**AIM OF THE EXERCISE**
Check every line below for the word "name" and show those that hold it.
————————
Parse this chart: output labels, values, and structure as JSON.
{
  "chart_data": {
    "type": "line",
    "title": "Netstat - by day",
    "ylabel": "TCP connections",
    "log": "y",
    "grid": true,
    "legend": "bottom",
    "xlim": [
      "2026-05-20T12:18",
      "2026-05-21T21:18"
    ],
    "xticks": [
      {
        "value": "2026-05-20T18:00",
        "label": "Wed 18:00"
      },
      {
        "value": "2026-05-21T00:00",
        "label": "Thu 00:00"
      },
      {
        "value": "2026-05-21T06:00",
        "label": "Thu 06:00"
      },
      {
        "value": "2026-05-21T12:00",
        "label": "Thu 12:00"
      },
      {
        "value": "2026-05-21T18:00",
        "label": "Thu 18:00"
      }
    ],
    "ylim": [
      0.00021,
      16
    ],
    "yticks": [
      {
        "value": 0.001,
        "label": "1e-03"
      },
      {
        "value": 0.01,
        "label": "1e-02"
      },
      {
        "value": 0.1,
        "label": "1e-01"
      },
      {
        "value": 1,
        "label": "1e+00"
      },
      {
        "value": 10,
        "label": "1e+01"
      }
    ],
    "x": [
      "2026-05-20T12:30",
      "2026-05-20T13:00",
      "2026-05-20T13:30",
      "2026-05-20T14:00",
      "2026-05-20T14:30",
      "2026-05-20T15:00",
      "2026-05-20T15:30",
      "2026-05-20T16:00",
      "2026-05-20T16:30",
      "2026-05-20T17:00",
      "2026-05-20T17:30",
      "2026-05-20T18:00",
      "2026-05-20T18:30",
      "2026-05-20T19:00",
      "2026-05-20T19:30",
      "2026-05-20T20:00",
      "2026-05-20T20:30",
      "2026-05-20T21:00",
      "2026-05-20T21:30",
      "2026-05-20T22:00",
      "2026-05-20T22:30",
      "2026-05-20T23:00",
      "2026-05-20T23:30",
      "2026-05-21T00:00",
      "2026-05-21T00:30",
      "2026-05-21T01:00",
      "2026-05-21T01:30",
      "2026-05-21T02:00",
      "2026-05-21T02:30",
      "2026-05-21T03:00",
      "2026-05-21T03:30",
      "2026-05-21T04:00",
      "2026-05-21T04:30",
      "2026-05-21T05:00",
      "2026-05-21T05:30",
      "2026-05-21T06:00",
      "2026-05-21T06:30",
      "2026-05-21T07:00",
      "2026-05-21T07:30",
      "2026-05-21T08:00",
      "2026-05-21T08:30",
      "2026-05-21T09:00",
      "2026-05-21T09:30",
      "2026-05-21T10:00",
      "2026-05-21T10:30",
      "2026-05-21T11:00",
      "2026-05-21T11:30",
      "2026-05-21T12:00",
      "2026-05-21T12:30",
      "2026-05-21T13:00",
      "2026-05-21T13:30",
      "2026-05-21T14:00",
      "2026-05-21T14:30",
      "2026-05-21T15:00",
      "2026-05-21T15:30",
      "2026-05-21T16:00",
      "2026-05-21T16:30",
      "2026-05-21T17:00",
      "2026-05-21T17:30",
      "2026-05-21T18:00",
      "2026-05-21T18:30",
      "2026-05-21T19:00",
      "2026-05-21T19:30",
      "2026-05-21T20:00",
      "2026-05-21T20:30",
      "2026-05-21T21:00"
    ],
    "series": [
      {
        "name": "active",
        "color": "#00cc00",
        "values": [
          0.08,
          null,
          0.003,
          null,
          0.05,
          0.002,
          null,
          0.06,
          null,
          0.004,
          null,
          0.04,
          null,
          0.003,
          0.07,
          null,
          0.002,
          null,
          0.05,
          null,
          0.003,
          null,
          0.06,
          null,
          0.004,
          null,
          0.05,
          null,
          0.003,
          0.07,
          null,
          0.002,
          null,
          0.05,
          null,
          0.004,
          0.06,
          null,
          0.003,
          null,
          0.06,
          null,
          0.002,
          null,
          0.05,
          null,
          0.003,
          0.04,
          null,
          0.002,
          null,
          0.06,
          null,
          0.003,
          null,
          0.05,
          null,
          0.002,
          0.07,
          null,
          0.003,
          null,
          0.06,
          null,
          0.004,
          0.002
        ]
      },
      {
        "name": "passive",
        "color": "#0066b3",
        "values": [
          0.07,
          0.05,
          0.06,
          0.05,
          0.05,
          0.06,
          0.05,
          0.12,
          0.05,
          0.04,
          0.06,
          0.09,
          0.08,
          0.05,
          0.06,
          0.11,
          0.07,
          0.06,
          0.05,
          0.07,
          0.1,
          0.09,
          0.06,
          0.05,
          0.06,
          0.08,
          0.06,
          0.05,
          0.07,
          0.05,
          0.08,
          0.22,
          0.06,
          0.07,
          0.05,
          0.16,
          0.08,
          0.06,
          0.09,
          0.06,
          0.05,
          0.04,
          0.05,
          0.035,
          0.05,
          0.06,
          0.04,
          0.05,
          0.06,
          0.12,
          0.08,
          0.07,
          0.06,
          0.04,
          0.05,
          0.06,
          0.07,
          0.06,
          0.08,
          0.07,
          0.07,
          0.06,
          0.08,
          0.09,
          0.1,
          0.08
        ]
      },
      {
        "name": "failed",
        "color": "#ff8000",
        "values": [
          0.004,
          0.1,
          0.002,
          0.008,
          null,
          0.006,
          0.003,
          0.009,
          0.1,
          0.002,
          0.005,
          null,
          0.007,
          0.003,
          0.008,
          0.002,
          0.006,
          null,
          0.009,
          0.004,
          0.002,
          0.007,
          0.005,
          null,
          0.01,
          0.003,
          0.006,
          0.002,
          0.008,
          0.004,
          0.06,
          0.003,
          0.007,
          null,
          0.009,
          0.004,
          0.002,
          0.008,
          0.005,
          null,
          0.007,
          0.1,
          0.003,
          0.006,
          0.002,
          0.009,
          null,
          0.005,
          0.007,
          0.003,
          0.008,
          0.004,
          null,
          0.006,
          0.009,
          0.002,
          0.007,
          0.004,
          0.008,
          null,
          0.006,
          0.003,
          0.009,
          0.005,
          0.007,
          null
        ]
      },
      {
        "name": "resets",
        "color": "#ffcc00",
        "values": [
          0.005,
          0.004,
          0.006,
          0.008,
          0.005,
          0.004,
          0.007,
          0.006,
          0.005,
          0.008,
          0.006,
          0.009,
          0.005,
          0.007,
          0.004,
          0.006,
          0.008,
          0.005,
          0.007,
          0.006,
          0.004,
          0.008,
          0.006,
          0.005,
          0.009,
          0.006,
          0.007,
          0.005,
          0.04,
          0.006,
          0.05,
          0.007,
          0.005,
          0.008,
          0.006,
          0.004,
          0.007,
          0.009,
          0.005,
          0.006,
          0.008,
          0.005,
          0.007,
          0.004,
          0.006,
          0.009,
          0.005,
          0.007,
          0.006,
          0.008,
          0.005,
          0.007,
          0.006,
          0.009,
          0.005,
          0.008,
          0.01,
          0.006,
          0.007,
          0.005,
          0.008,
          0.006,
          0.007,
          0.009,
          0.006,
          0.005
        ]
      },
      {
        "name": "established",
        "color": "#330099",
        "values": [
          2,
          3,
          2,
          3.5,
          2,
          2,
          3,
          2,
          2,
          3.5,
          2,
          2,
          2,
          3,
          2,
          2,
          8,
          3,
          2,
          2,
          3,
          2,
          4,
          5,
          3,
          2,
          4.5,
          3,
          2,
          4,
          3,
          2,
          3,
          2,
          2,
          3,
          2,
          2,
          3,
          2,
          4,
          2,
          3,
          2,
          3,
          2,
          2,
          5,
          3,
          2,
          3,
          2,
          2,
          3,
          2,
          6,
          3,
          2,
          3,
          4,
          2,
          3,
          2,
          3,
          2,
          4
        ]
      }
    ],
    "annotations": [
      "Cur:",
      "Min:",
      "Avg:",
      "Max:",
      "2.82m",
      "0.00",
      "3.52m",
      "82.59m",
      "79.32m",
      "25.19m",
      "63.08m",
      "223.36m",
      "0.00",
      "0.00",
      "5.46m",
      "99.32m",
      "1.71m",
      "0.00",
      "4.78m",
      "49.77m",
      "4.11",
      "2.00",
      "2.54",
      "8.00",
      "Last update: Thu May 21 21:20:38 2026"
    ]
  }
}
————————
**RESPONSE TO THIS EXERCISE**
        "name": "active",
        "name": "passive",
        "name": "failed",
        "name": "resets",
        "name": "established",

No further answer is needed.